Extracted material:

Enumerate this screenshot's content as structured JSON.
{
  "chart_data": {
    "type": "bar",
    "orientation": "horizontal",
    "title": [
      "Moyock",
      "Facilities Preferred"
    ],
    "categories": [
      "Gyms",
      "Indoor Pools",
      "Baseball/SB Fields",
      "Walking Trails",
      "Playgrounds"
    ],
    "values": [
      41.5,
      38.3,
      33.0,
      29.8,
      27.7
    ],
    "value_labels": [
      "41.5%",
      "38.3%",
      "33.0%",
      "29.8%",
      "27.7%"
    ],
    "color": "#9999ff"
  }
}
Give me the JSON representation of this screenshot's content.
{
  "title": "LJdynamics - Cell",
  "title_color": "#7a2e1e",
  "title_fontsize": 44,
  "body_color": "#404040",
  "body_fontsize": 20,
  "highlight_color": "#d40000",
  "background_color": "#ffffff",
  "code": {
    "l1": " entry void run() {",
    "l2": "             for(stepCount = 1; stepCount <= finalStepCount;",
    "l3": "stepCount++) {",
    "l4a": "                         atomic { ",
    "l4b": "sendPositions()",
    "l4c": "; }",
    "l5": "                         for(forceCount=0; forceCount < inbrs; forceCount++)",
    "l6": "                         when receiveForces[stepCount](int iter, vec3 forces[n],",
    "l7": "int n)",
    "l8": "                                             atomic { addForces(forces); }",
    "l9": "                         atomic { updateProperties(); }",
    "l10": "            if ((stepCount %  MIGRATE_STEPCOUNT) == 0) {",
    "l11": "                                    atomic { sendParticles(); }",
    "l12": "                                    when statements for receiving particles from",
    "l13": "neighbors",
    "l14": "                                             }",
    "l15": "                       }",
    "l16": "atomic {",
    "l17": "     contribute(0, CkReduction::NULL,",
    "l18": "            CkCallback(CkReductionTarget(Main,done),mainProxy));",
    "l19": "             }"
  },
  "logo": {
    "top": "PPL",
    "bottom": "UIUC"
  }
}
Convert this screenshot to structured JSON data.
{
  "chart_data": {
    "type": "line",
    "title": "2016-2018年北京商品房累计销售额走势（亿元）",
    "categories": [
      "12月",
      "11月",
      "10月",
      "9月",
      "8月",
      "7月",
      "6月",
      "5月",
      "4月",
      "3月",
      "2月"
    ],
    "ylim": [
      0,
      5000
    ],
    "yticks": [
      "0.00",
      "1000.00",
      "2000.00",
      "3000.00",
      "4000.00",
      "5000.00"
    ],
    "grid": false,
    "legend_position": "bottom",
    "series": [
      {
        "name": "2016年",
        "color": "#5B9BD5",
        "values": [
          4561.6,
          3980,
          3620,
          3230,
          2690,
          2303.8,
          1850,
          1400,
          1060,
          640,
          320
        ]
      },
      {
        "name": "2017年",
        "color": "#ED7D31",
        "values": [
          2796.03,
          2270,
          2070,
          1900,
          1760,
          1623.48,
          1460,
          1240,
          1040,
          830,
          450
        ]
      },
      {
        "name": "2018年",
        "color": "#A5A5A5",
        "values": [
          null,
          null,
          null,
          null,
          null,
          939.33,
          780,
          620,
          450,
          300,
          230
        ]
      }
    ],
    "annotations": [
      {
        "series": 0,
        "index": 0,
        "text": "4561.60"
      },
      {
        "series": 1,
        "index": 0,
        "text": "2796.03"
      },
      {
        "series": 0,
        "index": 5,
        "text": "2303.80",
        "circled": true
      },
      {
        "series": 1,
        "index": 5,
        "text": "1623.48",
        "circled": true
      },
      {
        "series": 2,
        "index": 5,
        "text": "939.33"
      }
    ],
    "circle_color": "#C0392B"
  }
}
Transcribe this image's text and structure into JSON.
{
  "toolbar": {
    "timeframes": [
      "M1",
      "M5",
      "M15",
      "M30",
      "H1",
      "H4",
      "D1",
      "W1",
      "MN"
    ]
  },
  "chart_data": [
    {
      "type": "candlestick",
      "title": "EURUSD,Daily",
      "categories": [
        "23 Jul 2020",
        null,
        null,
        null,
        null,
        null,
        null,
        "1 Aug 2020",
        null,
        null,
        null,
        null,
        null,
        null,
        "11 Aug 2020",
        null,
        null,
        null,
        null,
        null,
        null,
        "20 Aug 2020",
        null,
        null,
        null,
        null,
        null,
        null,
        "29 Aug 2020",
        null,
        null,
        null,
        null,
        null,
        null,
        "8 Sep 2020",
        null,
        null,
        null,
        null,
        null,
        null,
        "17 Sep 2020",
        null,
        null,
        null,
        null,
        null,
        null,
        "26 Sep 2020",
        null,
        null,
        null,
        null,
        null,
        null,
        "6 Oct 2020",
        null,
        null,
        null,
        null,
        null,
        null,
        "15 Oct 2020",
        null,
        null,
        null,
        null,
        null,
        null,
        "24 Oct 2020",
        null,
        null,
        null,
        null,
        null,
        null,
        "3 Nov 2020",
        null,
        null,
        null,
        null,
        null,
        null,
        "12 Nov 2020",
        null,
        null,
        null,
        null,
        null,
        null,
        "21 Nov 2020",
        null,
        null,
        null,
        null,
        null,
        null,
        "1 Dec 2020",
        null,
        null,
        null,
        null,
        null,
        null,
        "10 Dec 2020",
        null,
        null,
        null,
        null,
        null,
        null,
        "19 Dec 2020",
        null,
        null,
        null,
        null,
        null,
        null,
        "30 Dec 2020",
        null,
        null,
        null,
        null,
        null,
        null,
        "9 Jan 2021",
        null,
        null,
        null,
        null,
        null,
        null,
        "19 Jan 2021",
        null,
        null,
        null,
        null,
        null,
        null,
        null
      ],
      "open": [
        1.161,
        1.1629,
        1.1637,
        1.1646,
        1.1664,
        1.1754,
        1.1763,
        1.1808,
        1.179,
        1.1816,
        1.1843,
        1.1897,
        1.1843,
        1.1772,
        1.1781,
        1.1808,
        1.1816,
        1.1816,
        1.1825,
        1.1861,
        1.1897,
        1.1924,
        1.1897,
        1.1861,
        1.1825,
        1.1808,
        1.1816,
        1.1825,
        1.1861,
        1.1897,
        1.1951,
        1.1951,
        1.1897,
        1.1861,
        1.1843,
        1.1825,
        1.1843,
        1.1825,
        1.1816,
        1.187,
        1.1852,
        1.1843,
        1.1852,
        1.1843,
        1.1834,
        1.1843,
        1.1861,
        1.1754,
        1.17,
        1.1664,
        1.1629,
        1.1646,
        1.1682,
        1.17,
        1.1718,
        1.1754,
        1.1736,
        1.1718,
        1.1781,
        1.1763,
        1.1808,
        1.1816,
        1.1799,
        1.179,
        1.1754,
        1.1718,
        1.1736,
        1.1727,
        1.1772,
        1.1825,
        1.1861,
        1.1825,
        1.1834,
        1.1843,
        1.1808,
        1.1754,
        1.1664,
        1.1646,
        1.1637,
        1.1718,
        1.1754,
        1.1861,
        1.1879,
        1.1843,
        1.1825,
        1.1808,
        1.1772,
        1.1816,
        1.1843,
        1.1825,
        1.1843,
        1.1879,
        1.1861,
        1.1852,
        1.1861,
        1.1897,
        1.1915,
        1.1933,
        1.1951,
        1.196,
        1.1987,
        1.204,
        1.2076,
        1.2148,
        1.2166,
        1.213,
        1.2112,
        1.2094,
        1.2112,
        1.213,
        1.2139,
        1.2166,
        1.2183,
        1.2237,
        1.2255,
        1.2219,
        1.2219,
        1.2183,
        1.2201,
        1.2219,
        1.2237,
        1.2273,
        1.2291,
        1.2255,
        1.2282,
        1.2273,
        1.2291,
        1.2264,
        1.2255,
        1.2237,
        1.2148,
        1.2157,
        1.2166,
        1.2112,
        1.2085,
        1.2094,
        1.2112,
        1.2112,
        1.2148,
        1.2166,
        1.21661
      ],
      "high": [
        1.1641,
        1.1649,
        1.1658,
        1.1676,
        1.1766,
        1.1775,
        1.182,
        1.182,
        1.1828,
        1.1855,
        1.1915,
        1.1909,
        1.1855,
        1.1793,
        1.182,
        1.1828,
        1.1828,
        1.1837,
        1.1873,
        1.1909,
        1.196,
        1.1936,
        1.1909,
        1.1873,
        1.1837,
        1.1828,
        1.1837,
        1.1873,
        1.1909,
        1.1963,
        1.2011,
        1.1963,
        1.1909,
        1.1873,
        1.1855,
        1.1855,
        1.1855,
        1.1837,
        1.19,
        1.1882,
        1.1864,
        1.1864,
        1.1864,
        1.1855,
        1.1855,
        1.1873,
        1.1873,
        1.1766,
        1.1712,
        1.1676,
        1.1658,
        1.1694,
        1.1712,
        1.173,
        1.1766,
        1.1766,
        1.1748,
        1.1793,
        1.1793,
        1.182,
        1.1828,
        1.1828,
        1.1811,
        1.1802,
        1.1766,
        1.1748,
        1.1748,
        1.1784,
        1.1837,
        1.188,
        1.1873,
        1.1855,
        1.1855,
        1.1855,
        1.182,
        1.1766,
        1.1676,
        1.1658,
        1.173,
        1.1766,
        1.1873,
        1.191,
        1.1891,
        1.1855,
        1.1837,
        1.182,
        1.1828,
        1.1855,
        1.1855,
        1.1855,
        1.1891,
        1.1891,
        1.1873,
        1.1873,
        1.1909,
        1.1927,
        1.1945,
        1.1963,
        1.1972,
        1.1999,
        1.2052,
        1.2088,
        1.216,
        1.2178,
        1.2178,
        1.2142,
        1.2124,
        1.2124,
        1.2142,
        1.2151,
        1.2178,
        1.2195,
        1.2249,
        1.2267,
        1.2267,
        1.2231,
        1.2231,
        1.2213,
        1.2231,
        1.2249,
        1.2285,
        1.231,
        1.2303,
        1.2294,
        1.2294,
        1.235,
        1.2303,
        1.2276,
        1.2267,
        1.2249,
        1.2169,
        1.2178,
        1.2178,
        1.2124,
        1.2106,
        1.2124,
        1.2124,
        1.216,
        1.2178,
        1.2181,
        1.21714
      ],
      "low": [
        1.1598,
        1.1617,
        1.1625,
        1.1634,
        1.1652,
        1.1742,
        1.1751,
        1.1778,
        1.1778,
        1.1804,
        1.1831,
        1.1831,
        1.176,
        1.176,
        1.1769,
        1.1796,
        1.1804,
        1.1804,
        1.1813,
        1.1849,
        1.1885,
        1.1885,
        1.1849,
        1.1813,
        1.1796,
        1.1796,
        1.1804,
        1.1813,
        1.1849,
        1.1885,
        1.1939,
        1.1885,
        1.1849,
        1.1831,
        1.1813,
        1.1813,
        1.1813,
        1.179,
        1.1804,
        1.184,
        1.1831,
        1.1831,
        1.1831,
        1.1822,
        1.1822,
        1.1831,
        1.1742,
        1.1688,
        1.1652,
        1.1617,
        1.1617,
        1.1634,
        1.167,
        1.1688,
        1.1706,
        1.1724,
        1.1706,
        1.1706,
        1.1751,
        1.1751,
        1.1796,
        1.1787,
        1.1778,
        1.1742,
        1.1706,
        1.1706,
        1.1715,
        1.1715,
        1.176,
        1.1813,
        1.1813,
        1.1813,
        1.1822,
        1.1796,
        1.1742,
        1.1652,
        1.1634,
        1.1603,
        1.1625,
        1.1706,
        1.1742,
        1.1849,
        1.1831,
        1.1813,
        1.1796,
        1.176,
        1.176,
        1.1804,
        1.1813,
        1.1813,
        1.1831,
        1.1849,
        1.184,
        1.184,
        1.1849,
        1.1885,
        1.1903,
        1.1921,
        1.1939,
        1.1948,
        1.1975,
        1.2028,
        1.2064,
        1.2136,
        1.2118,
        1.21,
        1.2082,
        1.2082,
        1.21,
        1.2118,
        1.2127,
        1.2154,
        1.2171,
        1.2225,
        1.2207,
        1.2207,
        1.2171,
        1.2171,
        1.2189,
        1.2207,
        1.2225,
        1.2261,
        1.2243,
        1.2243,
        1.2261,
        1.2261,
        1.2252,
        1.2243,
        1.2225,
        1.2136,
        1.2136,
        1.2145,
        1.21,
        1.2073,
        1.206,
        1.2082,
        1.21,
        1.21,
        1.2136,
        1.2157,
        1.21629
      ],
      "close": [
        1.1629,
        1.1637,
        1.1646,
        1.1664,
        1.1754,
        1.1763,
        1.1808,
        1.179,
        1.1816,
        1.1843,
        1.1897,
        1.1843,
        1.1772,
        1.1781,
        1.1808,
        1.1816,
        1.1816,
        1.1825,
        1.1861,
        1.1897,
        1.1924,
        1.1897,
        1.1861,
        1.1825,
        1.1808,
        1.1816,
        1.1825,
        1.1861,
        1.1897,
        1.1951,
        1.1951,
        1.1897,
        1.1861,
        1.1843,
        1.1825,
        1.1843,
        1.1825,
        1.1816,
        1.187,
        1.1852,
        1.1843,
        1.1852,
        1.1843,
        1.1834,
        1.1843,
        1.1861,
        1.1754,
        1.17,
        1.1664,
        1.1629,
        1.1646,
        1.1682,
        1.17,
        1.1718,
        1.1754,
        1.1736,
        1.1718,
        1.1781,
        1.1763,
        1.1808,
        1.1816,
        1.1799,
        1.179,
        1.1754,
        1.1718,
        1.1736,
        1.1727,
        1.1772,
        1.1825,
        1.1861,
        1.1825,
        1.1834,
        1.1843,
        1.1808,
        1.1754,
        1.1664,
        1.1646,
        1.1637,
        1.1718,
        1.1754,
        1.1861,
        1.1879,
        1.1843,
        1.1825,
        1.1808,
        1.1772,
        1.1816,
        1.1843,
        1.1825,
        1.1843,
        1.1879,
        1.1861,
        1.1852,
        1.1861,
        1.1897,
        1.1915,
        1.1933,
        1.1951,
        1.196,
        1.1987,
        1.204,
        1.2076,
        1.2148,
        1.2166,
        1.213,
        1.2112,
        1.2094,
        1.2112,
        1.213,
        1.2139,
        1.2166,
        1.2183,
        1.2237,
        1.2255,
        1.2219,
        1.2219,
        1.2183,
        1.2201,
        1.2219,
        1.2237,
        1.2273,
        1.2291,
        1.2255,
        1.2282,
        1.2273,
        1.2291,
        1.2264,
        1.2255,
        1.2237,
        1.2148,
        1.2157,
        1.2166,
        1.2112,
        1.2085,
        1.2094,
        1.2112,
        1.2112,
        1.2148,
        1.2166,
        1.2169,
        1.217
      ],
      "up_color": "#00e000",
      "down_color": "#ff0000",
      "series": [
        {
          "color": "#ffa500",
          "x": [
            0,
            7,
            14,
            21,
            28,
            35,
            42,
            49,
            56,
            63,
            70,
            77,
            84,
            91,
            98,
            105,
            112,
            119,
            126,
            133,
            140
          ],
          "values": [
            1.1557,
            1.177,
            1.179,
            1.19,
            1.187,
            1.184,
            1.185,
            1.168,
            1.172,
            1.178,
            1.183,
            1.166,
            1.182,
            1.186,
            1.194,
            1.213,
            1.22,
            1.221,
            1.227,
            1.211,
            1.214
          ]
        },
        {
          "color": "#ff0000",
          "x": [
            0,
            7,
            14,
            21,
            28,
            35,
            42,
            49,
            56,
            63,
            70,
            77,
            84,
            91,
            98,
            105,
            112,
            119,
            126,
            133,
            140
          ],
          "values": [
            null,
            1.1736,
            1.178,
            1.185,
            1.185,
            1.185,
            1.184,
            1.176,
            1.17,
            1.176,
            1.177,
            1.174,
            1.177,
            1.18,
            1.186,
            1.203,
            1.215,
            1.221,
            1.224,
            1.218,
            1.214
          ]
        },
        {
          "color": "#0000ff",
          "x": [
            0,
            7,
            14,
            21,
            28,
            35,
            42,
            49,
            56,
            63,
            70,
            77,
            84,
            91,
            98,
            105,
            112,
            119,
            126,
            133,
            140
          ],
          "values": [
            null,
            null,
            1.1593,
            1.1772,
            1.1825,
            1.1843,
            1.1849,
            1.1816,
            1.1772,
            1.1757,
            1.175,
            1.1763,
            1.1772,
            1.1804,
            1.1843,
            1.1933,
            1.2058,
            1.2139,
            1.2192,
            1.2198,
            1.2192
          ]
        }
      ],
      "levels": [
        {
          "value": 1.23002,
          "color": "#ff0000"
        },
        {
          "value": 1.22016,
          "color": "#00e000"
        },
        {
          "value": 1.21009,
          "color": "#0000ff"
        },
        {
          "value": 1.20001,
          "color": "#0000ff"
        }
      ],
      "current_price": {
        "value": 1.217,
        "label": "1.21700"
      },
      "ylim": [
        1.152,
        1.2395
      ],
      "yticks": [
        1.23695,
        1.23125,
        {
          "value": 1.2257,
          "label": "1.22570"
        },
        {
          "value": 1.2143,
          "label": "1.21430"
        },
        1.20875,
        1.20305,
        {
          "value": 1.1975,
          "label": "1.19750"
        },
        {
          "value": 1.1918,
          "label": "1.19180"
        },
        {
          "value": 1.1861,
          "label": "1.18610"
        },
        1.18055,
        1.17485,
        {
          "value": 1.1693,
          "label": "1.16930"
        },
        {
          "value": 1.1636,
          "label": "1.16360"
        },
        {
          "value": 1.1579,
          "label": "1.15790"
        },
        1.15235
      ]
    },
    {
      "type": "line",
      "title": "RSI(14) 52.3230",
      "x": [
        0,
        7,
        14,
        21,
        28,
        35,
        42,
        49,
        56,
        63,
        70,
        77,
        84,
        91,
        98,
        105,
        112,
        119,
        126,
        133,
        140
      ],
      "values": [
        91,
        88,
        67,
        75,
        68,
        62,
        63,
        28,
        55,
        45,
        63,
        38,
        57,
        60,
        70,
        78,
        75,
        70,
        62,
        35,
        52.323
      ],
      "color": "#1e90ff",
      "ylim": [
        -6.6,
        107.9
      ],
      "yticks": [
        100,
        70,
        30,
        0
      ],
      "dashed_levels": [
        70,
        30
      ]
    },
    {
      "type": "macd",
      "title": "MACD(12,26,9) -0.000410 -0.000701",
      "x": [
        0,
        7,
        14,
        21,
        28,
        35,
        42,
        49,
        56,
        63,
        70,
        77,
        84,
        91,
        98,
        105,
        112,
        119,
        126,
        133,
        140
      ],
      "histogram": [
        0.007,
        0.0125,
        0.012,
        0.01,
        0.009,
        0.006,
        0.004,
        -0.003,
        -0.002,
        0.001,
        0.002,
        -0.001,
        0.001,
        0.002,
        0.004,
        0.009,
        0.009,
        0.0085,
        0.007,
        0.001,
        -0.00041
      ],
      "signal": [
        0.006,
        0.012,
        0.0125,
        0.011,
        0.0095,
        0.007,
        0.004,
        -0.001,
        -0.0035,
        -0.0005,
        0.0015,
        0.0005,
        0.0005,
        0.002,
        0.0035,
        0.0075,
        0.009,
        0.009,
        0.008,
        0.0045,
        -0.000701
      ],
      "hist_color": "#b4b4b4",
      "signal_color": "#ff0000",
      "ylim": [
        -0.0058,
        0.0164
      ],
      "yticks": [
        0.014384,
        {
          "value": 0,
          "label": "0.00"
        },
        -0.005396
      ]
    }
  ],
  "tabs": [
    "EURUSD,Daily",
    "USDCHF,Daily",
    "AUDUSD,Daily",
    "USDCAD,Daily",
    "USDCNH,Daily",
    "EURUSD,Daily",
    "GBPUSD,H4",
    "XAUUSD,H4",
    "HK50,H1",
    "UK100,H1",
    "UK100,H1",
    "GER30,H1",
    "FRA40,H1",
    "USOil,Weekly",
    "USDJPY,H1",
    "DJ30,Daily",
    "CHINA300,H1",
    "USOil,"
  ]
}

Instructions for the task: Read through the entries and copy each line in which "JSON" appears.

Answer below:
Enumerate this screenshot's content as structured JSON.
Give me the JSON representation of this screenshot's content.
Convert this screenshot to structured JSON data.
Transcribe this image's text and structure into JSON.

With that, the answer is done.